_DIRECTIVE:_ Reply with nothing except the number of lines that contain the word "this".

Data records
========================================================================
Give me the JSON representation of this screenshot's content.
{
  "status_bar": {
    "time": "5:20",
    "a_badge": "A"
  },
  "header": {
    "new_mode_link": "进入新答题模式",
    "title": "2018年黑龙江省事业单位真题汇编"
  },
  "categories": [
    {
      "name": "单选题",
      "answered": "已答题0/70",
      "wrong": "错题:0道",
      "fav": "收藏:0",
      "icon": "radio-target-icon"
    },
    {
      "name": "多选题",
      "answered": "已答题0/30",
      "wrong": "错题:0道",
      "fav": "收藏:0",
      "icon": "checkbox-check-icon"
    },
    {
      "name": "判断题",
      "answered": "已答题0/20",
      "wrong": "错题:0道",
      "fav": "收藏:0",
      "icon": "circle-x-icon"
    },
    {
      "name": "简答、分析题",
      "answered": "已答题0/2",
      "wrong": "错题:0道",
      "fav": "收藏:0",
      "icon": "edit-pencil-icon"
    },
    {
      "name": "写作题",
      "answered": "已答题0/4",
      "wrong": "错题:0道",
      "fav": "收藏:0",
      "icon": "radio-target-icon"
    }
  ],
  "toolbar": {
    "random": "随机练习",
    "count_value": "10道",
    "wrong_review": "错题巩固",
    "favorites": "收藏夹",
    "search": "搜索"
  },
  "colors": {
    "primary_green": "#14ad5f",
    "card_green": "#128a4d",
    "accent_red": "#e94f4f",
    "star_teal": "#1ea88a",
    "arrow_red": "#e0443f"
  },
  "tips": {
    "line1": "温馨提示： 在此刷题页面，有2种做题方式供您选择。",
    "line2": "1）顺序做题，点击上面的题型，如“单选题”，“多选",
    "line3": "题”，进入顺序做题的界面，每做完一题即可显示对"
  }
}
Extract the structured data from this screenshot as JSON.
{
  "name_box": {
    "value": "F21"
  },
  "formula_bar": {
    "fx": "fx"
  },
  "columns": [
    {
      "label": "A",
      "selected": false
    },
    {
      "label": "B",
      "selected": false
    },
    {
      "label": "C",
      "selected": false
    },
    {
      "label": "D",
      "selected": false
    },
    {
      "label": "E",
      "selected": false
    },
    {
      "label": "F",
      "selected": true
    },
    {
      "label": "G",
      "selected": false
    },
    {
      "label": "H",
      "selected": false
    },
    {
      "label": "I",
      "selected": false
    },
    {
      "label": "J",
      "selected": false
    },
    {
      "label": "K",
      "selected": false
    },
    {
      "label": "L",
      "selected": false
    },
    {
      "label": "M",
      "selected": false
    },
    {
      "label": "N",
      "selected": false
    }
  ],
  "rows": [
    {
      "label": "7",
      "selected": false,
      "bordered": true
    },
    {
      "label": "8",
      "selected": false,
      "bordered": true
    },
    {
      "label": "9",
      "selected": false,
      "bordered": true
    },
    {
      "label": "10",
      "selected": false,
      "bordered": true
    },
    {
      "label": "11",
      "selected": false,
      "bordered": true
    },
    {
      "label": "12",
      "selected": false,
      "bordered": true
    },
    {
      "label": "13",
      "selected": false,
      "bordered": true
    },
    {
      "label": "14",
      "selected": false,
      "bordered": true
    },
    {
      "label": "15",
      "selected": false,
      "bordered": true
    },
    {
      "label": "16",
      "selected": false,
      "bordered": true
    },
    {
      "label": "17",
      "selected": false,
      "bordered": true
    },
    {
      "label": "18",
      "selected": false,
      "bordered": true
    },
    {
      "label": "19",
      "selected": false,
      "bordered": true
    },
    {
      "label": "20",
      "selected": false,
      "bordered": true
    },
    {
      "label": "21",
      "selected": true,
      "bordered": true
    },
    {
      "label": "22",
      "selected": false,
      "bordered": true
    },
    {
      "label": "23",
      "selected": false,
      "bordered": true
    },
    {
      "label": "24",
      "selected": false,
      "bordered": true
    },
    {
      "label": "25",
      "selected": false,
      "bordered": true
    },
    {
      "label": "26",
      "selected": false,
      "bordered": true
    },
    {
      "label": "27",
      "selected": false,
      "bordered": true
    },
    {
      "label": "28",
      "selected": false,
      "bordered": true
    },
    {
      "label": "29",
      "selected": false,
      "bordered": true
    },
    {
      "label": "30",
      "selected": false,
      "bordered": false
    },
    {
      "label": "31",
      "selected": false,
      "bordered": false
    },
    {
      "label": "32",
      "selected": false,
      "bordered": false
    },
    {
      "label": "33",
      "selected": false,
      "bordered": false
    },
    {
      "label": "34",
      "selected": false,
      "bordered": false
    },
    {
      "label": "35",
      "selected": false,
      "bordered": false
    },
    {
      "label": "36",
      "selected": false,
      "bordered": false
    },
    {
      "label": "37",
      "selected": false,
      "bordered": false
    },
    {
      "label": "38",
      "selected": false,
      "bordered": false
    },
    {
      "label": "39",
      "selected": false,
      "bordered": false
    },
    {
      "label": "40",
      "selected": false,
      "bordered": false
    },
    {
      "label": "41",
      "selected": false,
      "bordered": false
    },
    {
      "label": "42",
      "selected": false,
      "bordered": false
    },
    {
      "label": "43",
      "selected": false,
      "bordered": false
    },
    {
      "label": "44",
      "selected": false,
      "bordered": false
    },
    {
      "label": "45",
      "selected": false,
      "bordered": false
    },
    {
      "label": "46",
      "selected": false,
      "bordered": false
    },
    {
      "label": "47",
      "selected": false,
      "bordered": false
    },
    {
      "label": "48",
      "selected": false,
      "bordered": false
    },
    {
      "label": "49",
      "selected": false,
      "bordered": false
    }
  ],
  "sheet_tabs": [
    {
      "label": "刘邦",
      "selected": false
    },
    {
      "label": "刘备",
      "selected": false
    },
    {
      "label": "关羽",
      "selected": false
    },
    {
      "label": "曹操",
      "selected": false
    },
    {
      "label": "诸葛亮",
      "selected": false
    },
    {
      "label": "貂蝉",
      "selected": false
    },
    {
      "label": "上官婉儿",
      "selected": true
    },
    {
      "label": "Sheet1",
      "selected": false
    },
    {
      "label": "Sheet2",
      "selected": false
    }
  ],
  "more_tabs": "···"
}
========================================================================
_SOLUTION:_ 2